● TASK TO COMPLETE: Repeat the material exactly as it appears.

[A block of data]
↓

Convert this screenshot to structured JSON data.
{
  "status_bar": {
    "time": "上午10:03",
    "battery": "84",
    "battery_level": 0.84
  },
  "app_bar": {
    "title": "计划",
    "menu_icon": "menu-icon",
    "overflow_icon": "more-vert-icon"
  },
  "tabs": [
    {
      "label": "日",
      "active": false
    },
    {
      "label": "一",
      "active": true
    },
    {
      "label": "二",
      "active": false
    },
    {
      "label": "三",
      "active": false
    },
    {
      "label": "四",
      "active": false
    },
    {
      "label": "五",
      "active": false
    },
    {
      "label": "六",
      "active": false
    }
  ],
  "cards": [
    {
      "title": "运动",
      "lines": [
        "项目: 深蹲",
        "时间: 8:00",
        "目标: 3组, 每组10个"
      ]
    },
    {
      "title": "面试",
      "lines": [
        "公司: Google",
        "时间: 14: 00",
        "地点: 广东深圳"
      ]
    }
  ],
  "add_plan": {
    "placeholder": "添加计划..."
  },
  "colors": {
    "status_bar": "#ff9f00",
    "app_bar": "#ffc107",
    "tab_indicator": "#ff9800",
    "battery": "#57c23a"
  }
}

↑

● EXERCISE ANSWER:
Convert this screenshot to structured JSON data.
{
  "status_bar": {
    "time": "上午10:03",
    "battery": "84",
    "battery_level": 0.84
  },
  "app_bar": {
    "title": "计划",
    "menu_icon": "menu-icon",
    "overflow_icon": "more-vert-icon"
  },
  "tabs": [
    {
      "label": "日",
      "active": false
    },
    {
      "label": "一",
      "active": true
    },
    {
      "label": "二",
      "active": false
    },
    {
      "label": "三",
      "active": false
    },
    {
      "label": "四",
      "active": false
    },
    {
      "label": "五",
      "active": false
    },
    {
      "label": "六",
      "active": false
    }
  ],
  "cards": [
    {
      "title": "运动",
      "lines": [
        "项目: 深蹲",
        "时间: 8:00",
        "目标: 3组, 每组10个"
      ]
    },
    {
      "title": "面试",
      "lines": [
        "公司: Google",
        "时间: 14: 00",
        "地点: 广东深圳"
      ]
    }
  ],
  "add_plan": {
    "placeholder": "添加计划..."
  },
  "colors": {
    "status_bar": "#ff9f00",
    "app_bar": "#ffc107",
    "tab_indicator": "#ff9800",
    "battery": "#57c23a"
  }
}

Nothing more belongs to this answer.